• [STATED EXERCISE]:
Produce a word-for-word copy of the listing below without its pictures.

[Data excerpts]
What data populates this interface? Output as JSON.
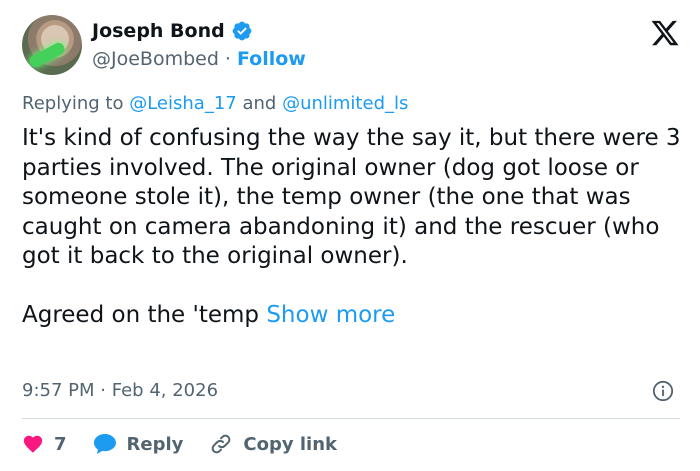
{
  "author": {
    "name": "Joseph Bond",
    "handle": "@JoeBombed",
    "separator": "·",
    "follow_label": "Follow"
  },
  "reply_context": {
    "prefix": "Replying to",
    "mentions": [
      "@Leisha_17",
      "@unlimited_ls"
    ],
    "joiner": "and"
  },
  "tweet": {
    "paragraph1": "It's kind of confusing the way the say it, but there were 3 parties involved. The original owner (dog got loose or someone stole it), the temp owner (the one that was caught on camera abandoning it) and the rescuer (who got it back to the original owner).",
    "paragraph2": "Agreed on the 'temp",
    "show_more": "Show more"
  },
  "meta": {
    "time": "9:57 PM",
    "separator": "·",
    "date": "Feb 4, 2026"
  },
  "actions": {
    "like_count": "7",
    "reply_label": "Reply",
    "copy_link_label": "Copy link"
  },
  "icons": {
    "verified": "verified-badge-icon",
    "brand": "x-logo-icon",
    "info": "info-icon",
    "like": "heart-icon",
    "reply": "reply-bubble-icon",
    "copy": "link-icon"
  },
  "colors": {
    "accent": "#1d9bf0",
    "like": "#f91880",
    "text": "#0f1419",
    "muted": "#536471"
  }
}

• [CORRECT ANSWER]:
What data populates this interface? Output as JSON.
{
  "author": {
    "name": "Joseph Bond",
    "handle": "@JoeBombed",
    "separator": "·",
    "follow_label": "Follow"
  },
  "reply_context": {
    "prefix": "Replying to",
    "mentions": [
      "@Leisha_17",
      "@unlimited_ls"
    ],
    "joiner": "and"
  },
  "tweet": {
    "paragraph1": "It's kind of confusing the way the say it, but there were 3 parties involved. The original owner (dog got loose or someone stole it), the temp owner (the one that was caught on camera abandoning it) and the rescuer (who got it back to the original owner).",
    "paragraph2": "Agreed on the 'temp",
    "show_more": "Show more"
  },
  "meta": {
    "time": "9:57 PM",
    "separator": "·",
    "date": "Feb 4, 2026"
  },
  "actions": {
    "like_count": "7",
    "reply_label": "Reply",
    "copy_link_label": "Copy link"
  },
  "icons": {
    "verified": "verified-badge-icon",
    "brand": "x-logo-icon",
    "info": "info-icon",
    "like": "heart-icon",
    "reply": "reply-bubble-icon",
    "copy": "link-icon"
  },
  "colors": {
    "accent": "#1d9bf0",
    "like": "#f91880",
    "text": "#0f1419",
    "muted": "#536471"
  }
}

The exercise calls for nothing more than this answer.